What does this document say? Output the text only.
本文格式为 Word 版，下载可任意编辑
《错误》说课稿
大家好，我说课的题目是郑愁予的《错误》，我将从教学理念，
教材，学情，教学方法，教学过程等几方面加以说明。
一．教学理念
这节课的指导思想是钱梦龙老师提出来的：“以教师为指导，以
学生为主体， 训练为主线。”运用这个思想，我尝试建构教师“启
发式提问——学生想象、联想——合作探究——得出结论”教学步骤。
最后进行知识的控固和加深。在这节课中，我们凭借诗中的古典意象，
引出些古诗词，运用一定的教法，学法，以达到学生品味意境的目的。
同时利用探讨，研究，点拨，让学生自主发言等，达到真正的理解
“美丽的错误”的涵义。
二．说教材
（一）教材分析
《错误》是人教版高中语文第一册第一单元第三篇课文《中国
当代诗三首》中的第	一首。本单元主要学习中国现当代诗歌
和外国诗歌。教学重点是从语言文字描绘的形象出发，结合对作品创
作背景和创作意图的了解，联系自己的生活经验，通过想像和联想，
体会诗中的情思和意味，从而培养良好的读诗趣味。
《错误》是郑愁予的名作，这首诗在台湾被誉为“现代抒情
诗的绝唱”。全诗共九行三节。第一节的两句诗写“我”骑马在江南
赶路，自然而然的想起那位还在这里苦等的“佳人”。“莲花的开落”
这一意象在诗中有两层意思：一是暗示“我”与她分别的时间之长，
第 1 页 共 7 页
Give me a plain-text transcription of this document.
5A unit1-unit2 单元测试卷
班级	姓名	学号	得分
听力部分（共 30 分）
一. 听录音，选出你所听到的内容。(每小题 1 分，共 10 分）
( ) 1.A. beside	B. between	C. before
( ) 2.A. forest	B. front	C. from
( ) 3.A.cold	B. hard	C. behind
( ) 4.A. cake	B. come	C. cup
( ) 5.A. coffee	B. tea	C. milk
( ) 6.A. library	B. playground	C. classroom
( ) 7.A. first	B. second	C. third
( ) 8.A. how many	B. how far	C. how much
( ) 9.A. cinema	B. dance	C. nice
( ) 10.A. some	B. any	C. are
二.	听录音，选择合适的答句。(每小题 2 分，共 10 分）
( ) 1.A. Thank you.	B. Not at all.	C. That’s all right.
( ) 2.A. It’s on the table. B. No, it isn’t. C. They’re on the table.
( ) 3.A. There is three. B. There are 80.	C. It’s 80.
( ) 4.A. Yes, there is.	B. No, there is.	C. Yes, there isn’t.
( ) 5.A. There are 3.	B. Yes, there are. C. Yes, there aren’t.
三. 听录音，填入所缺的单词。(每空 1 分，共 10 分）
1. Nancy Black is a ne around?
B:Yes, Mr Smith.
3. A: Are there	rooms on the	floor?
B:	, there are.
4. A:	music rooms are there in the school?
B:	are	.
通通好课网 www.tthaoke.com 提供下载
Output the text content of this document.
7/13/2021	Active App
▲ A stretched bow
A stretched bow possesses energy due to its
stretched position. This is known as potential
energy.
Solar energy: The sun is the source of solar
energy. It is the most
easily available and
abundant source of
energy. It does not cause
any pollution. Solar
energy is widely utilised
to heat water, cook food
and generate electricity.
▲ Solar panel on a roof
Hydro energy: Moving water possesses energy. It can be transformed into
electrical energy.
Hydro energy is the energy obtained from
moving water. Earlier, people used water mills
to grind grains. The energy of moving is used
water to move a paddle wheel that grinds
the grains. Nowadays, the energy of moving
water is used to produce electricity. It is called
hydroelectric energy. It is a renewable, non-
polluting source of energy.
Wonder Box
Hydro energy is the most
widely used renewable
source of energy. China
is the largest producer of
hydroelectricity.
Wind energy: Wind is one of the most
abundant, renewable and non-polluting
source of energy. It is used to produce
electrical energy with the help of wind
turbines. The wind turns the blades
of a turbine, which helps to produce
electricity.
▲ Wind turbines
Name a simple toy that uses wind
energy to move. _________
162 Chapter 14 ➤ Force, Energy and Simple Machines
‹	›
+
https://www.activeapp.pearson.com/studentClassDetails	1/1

· · · ·

Description of the task: Only the number is wanted: how many lines in the data include the word "document"?

Result of this exercise: 3